- [SET TASK]
Determine the number of lines in the listing below where the string "idea" occurs; answer with the number alone.

Start of WORKING DATA

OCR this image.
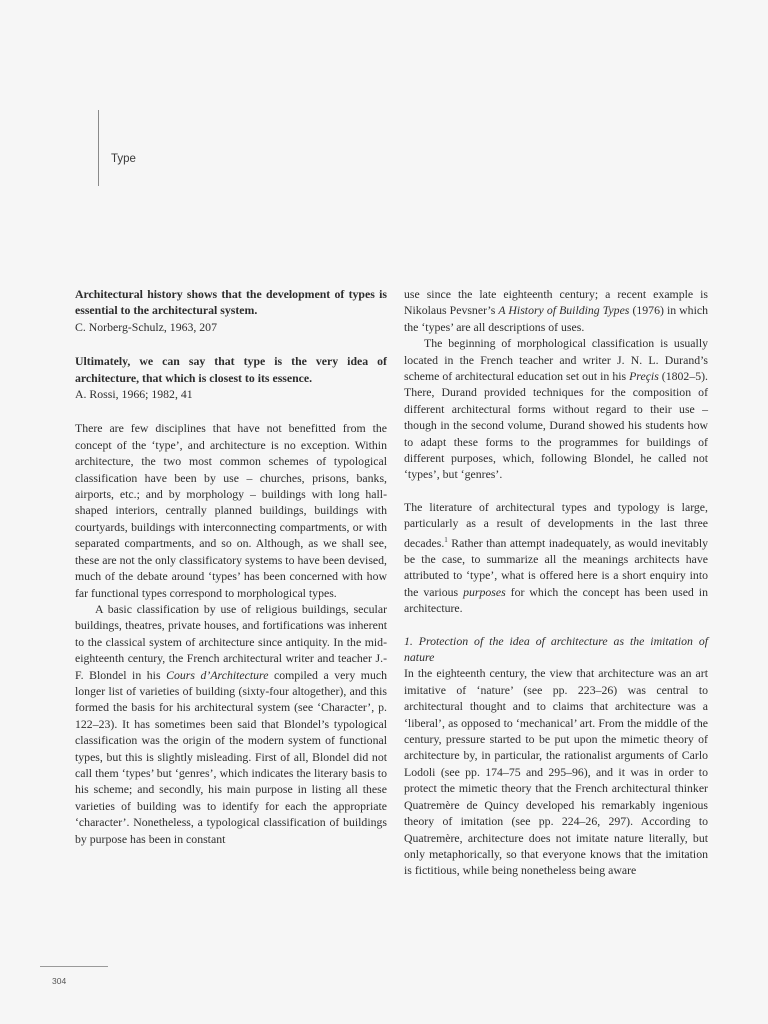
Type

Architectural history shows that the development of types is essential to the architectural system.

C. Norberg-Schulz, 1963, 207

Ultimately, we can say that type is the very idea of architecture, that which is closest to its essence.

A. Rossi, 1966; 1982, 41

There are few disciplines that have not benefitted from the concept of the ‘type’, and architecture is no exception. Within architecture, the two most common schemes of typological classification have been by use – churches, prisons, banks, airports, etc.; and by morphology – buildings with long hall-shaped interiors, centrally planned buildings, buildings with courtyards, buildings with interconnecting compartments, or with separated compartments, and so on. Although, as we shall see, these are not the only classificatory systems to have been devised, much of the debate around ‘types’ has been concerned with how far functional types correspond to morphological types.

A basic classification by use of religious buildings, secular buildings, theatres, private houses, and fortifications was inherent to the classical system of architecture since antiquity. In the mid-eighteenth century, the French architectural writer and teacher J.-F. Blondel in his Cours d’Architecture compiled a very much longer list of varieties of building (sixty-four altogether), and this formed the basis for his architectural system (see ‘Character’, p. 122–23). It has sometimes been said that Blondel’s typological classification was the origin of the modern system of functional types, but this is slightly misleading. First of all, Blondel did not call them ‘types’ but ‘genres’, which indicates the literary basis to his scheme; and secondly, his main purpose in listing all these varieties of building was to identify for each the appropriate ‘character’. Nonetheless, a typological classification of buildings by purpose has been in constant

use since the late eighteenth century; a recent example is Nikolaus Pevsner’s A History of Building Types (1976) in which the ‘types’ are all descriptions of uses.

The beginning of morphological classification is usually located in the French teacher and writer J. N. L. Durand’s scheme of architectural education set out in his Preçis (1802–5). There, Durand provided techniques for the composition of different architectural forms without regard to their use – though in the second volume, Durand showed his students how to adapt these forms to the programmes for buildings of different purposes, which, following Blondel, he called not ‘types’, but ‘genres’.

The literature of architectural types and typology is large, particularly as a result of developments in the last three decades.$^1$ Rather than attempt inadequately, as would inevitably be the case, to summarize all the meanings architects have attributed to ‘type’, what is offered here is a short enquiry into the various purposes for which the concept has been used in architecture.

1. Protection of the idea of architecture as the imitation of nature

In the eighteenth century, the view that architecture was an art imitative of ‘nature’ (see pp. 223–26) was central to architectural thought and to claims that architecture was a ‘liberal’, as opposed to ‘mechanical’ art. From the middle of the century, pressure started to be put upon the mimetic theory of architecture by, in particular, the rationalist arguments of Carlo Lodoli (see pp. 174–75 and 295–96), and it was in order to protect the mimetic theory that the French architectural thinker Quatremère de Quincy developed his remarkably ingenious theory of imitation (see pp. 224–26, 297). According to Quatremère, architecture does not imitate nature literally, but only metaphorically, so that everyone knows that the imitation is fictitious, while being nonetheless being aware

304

End of WORKING DATA

- [TASK RESULT]
2